::: Listing

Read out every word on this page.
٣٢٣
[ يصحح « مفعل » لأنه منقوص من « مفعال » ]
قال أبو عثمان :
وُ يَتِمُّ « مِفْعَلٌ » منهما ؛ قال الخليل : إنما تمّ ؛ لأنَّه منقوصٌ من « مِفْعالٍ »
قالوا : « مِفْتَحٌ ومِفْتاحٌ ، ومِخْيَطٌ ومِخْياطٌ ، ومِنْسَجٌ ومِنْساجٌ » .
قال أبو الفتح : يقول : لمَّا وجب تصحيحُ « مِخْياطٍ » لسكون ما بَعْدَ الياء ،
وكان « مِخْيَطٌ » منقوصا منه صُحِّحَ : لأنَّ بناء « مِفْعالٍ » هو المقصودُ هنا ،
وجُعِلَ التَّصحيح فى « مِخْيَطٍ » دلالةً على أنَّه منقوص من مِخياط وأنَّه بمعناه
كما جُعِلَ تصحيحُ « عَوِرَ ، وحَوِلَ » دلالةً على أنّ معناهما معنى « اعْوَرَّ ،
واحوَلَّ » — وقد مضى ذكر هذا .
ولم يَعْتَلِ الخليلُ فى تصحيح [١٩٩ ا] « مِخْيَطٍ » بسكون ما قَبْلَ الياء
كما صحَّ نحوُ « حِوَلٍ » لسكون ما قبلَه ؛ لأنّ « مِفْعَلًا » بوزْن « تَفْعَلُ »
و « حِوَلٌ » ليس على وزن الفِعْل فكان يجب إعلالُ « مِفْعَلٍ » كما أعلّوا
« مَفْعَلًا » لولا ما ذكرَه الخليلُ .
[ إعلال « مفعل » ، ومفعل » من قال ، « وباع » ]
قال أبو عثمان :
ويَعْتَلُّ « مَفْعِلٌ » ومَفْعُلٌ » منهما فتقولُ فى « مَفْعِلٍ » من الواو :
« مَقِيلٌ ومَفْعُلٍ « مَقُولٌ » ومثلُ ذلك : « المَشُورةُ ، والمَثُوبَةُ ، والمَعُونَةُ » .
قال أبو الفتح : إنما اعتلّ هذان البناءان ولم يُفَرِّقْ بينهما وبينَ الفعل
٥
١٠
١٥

::::::

Your task is to print the whole listing again exactly.

## The result
Read out every word on this page.
٣٢٣
[ يصحح « مفعل » لأنه منقوص من « مفعال » ]
قال أبو عثمان :
وُ يَتِمُّ « مِفْعَلٌ » منهما ؛ قال الخليل : إنما تمّ ؛ لأنَّه منقوصٌ من « مِفْعالٍ »
قالوا : « مِفْتَحٌ ومِفْتاحٌ ، ومِخْيَطٌ ومِخْياطٌ ، ومِنْسَجٌ ومِنْساجٌ » .
قال أبو الفتح : يقول : لمَّا وجب تصحيحُ « مِخْياطٍ » لسكون ما بَعْدَ الياء ،
وكان « مِخْيَطٌ » منقوصا منه صُحِّحَ : لأنَّ بناء « مِفْعالٍ » هو المقصودُ هنا ،
وجُعِلَ التَّصحيح فى « مِخْيَطٍ » دلالةً على أنَّه منقوص من مِخياط وأنَّه بمعناه
كما جُعِلَ تصحيحُ « عَوِرَ ، وحَوِلَ » دلالةً على أنّ معناهما معنى « اعْوَرَّ ،
واحوَلَّ » — وقد مضى ذكر هذا .
ولم يَعْتَلِ الخليلُ فى تصحيح [١٩٩ ا] « مِخْيَطٍ » بسكون ما قَبْلَ الياء
كما صحَّ نحوُ « حِوَلٍ » لسكون ما قبلَه ؛ لأنّ « مِفْعَلًا » بوزْن « تَفْعَلُ »
و « حِوَلٌ » ليس على وزن الفِعْل فكان يجب إعلالُ « مِفْعَلٍ » كما أعلّوا
« مَفْعَلًا » لولا ما ذكرَه الخليلُ .
[ إعلال « مفعل » ، ومفعل » من قال ، « وباع » ]
قال أبو عثمان :
ويَعْتَلُّ « مَفْعِلٌ » ومَفْعُلٌ » منهما فتقولُ فى « مَفْعِلٍ » من الواو :
« مَقِيلٌ ومَفْعُلٍ « مَقُولٌ » ومثلُ ذلك : « المَشُورةُ ، والمَثُوبَةُ ، والمَعُونَةُ » .
قال أبو الفتح : إنما اعتلّ هذان البناءان ولم يُفَرِّقْ بينهما وبينَ الفعل
٥
١٠
١٥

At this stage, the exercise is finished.